▸ Set problem
From the records below, extract all the text exactly and leave the images behind.

START Given information

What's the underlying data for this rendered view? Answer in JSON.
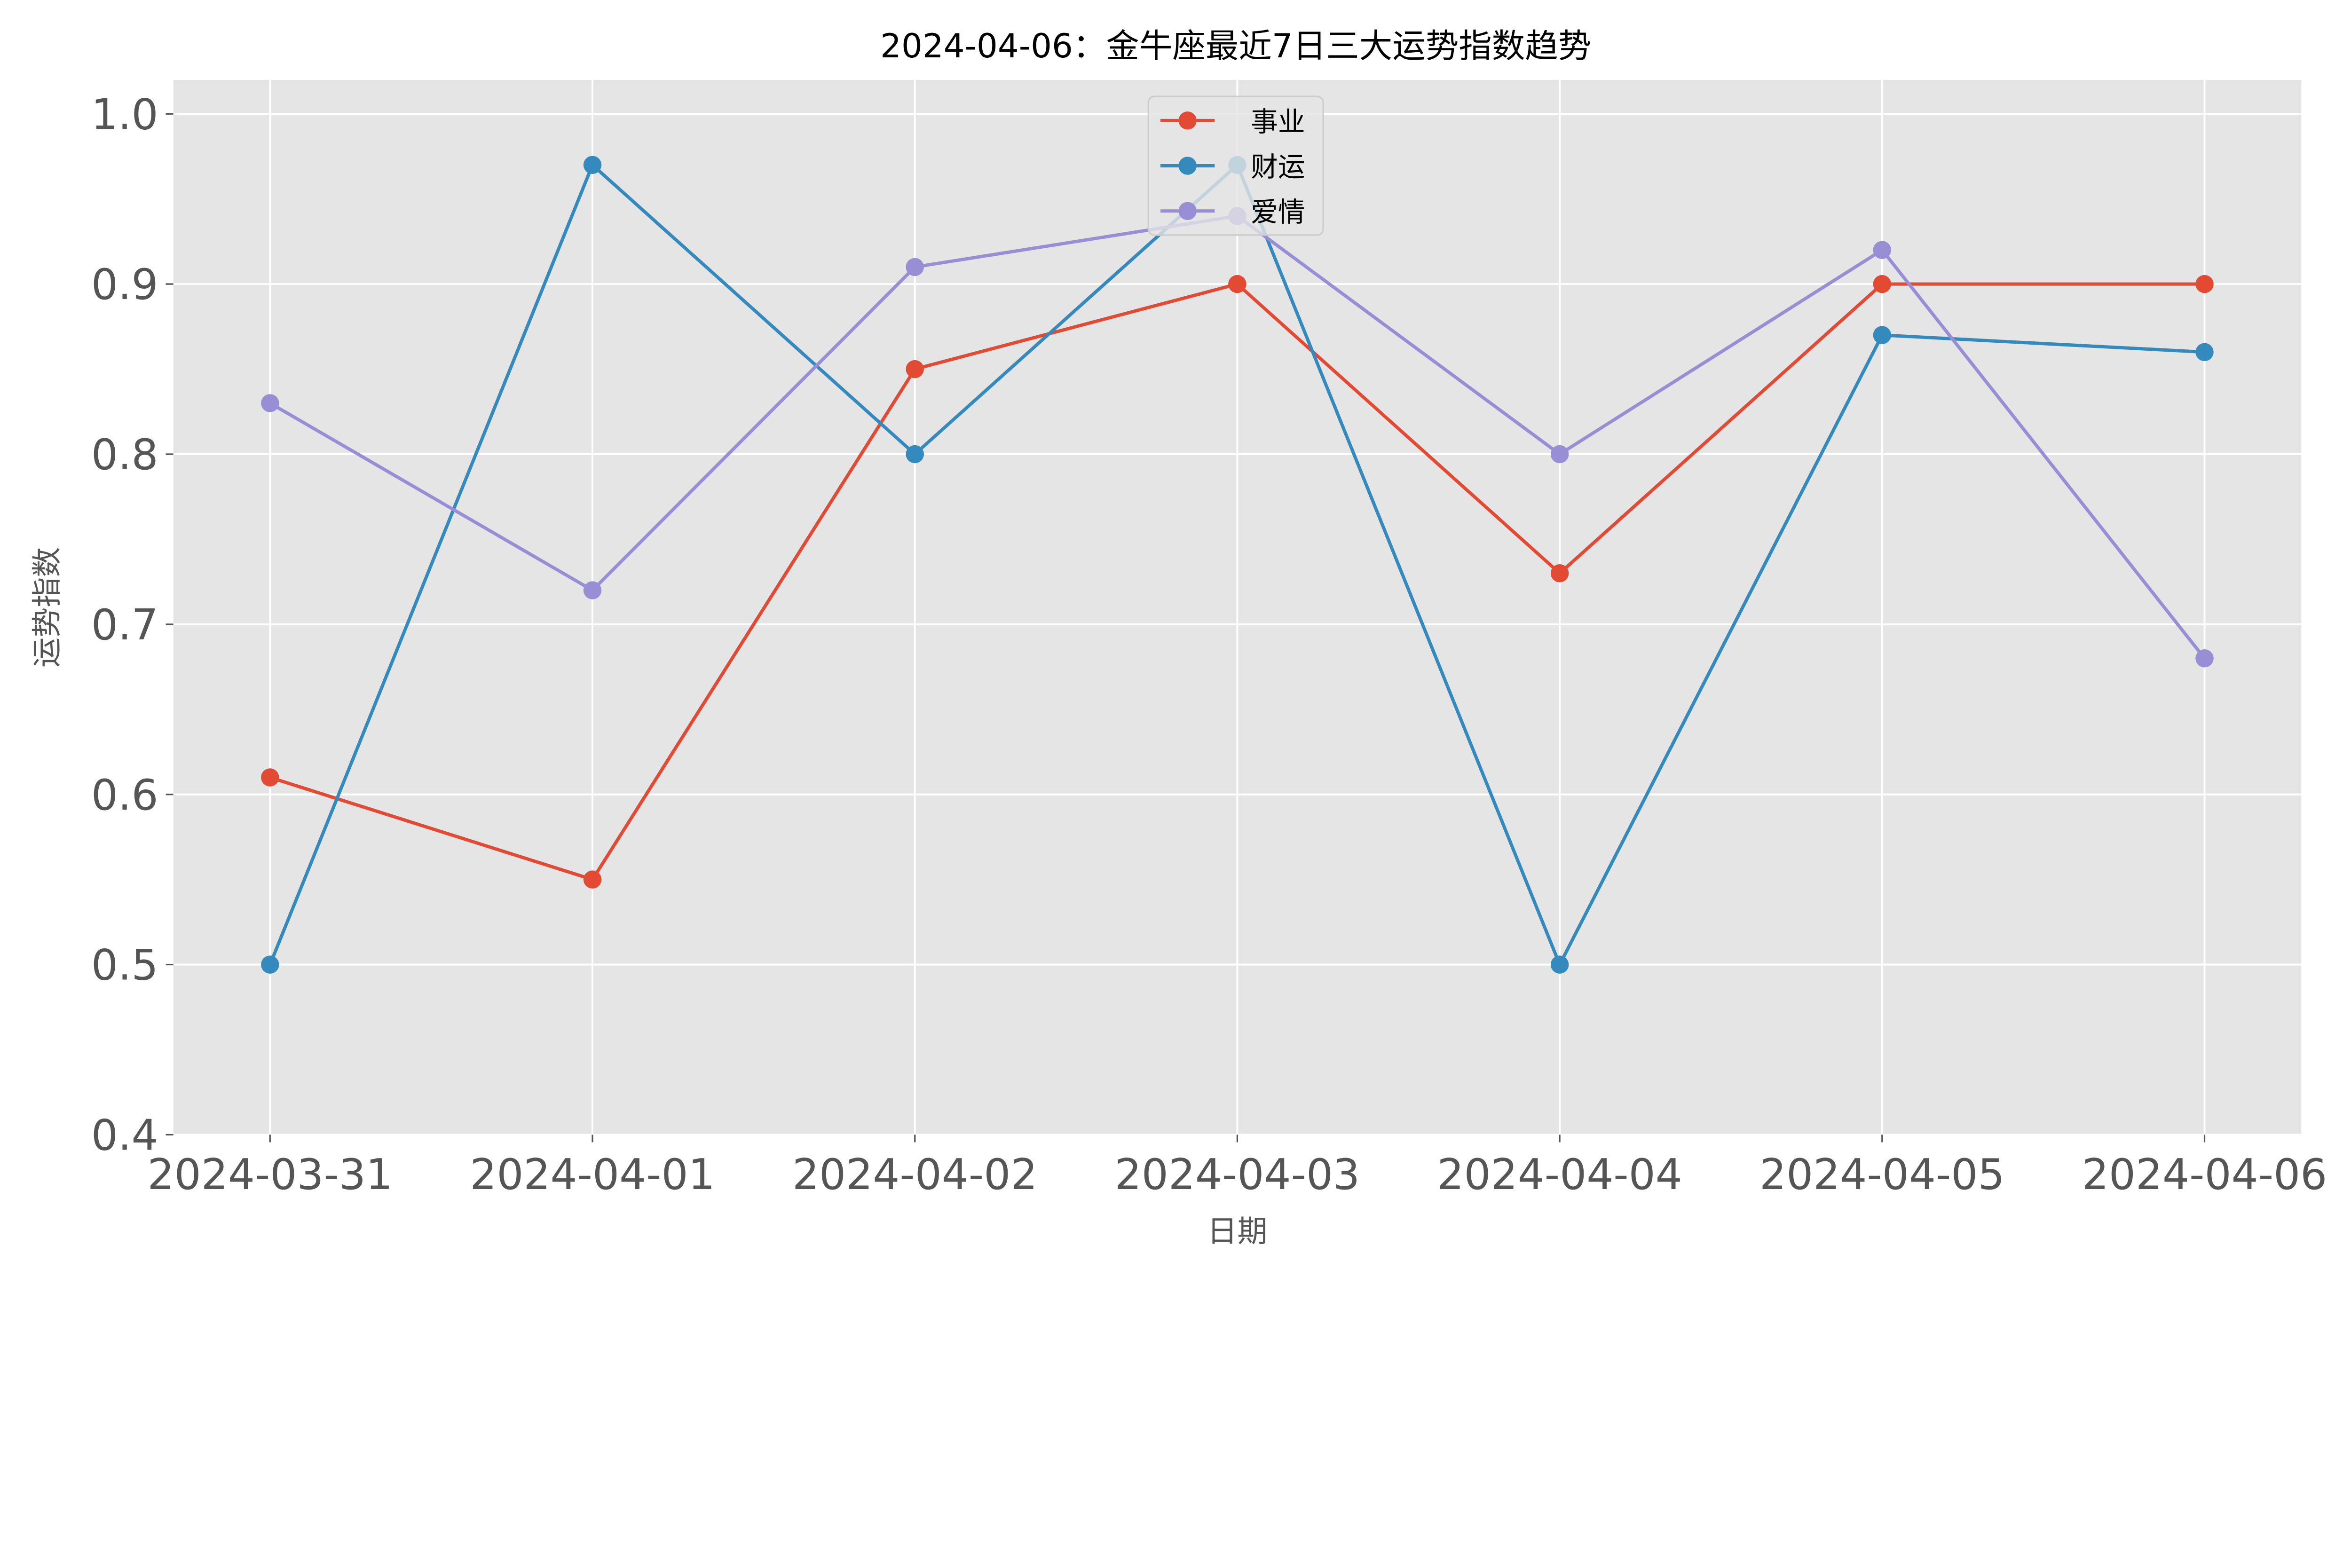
{
  "chart_data": {
    "type": "line",
    "title": "2024-04-06：金牛座最近7日三大运势指数趋势",
    "xlabel": "日期",
    "ylabel": "运势指数",
    "categories": [
      "2024-03-31",
      "2024-04-01",
      "2024-04-02",
      "2024-04-03",
      "2024-04-04",
      "2024-04-05",
      "2024-04-06"
    ],
    "ylim": [
      0.4,
      1.02
    ],
    "yticks": [
      0.4,
      0.5,
      0.6,
      0.7,
      0.8,
      0.9,
      1.0
    ],
    "ytick_labels": [
      "0.4",
      "0.5",
      "0.6",
      "0.7",
      "0.8",
      "0.9",
      "1.0"
    ],
    "grid": true,
    "background": "#e5e5e5",
    "legend_position": "top-center",
    "series": [
      {
        "name": "事业",
        "color": "#e24a33",
        "marker": "circle",
        "values": [
          0.61,
          0.55,
          0.85,
          0.9,
          0.73,
          0.9,
          0.9
        ]
      },
      {
        "name": "财运",
        "color": "#348abd",
        "marker": "circle",
        "values": [
          0.5,
          0.97,
          0.8,
          0.97,
          0.5,
          0.87,
          0.86
        ]
      },
      {
        "name": "爱情",
        "color": "#988ed5",
        "marker": "circle",
        "values": [
          0.83,
          0.72,
          0.91,
          0.94,
          0.8,
          0.92,
          0.68
        ]
      }
    ]
  }
}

END Given information

▸ Output of the exercise
What's the underlying data for this rendered view? Answer in JSON.
{
  "chart_data": {
    "type": "line",
    "title": "2024-04-06：金牛座最近7日三大运势指数趋势",
    "xlabel": "日期",
    "ylabel": "运势指数",
    "categories": [
      "2024-03-31",
      "2024-04-01",
      "2024-04-02",
      "2024-04-03",
      "2024-04-04",
      "2024-04-05",
      "2024-04-06"
    ],
    "ylim": [
      0.4,
      1.02
    ],
    "yticks": [
      0.4,
      0.5,
      0.6,
      0.7,
      0.8,
      0.9,
      1.0
    ],
    "ytick_labels": [
      "0.4",
      "0.5",
      "0.6",
      "0.7",
      "0.8",
      "0.9",
      "1.0"
    ],
    "grid": true,
    "background": "#e5e5e5",
    "legend_position": "top-center",
    "series": [
      {
        "name": "事业",
        "color": "#e24a33",
        "marker": "circle",
        "values": [
          0.61,
          0.55,
          0.85,
          0.9,
          0.73,
          0.9,
          0.9
        ]
      },
      {
        "name": "财运",
        "color": "#348abd",
        "marker": "circle",
        "values": [
          0.5,
          0.97,
          0.8,
          0.97,
          0.5,
          0.87,
          0.86
        ]
      },
      {
        "name": "爱情",
        "color": "#988ed5",
        "marker": "circle",
        "values": [
          0.83,
          0.72,
          0.91,
          0.94,
          0.8,
          0.92,
          0.68
        ]
      }
    ]
  }
}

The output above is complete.